Set down every entry word for word. Omit the pictures.

####

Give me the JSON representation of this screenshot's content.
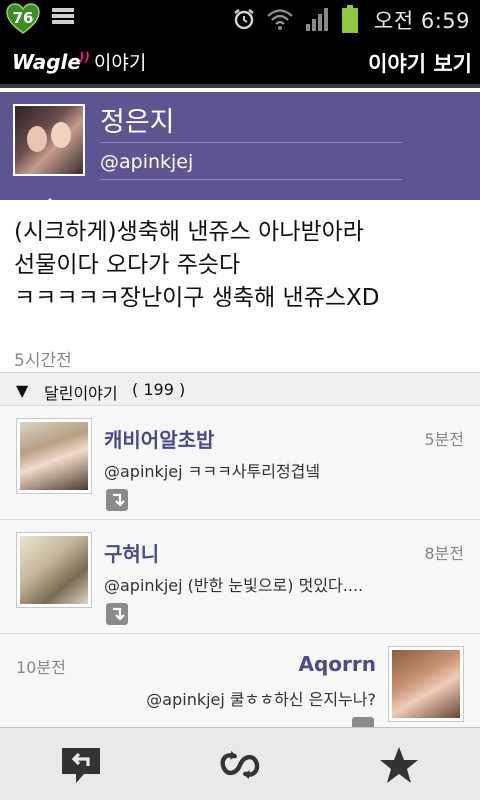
{
  "status_bar": {
    "badge": "76",
    "time": "오전 6:59",
    "battery_color": "#8dc83f"
  },
  "app": {
    "logo": "Wagle",
    "logo_sub": "이야기",
    "title": "이야기 보기"
  },
  "profile": {
    "name": "정은지",
    "handle": "@apinkjej"
  },
  "post": {
    "lines": [
      "(시크하게)생축해 낸쥬스 아나받아라",
      "선물이다 오다가 주슷다",
      "ㅋㅋㅋㅋㅋ장난이구 생축해 낸쥬스XD"
    ],
    "time": "5시간전"
  },
  "replies_section": {
    "arrow": "▼",
    "label": "달린이야기",
    "count": "( 199 )"
  },
  "replies": [
    {
      "name": "캐비어알초밥",
      "time": "5분전",
      "text": "@apinkjej ㅋㅋㅋ사투리정겹넼"
    },
    {
      "name": "구혀니",
      "time": "8분전",
      "text": "@apinkjej (반한 눈빛으로) 멋있다...."
    },
    {
      "name": "Aqorrn",
      "time": "10분전",
      "text": "@apinkjej 쿨ㅎㅎ하신 은지누나?"
    }
  ],
  "bottom_bar": {
    "icons": [
      "reply-icon",
      "retweet-icon",
      "star-icon"
    ]
  },
  "colors": {
    "profile_band": "#5d5592",
    "reply_name": "#4d4a8a",
    "accent_pink": "#e0237e"
  }
}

####

- Exercise output -
Give me the JSON representation of this screenshot's content.
{
  "status_bar": {
    "badge": "76",
    "time": "오전 6:59",
    "battery_color": "#8dc83f"
  },
  "app": {
    "logo": "Wagle",
    "logo_sub": "이야기",
    "title": "이야기 보기"
  },
  "profile": {
    "name": "정은지",
    "handle": "@apinkjej"
  },
  "post": {
    "lines": [
      "(시크하게)생축해 낸쥬스 아나받아라",
      "선물이다 오다가 주슷다",
      "ㅋㅋㅋㅋㅋ장난이구 생축해 낸쥬스XD"
    ],
    "time": "5시간전"
  },
  "replies_section": {
    "arrow": "▼",
    "label": "달린이야기",
    "count": "( 199 )"
  },
  "replies": [
    {
      "name": "캐비어알초밥",
      "time": "5분전",
      "text": "@apinkjej ㅋㅋㅋ사투리정겹넼"
    },
    {
      "name": "구혀니",
      "time": "8분전",
      "text": "@apinkjej (반한 눈빛으로) 멋있다...."
    },
    {
      "name": "Aqorrn",
      "time": "10분전",
      "text": "@apinkjej 쿨ㅎㅎ하신 은지누나?"
    }
  ],
  "bottom_bar": {
    "icons": [
      "reply-icon",
      "retweet-icon",
      "star-icon"
    ]
  },
  "colors": {
    "profile_band": "#5d5592",
    "reply_name": "#4d4a8a",
    "accent_pink": "#e0237e"
  }
}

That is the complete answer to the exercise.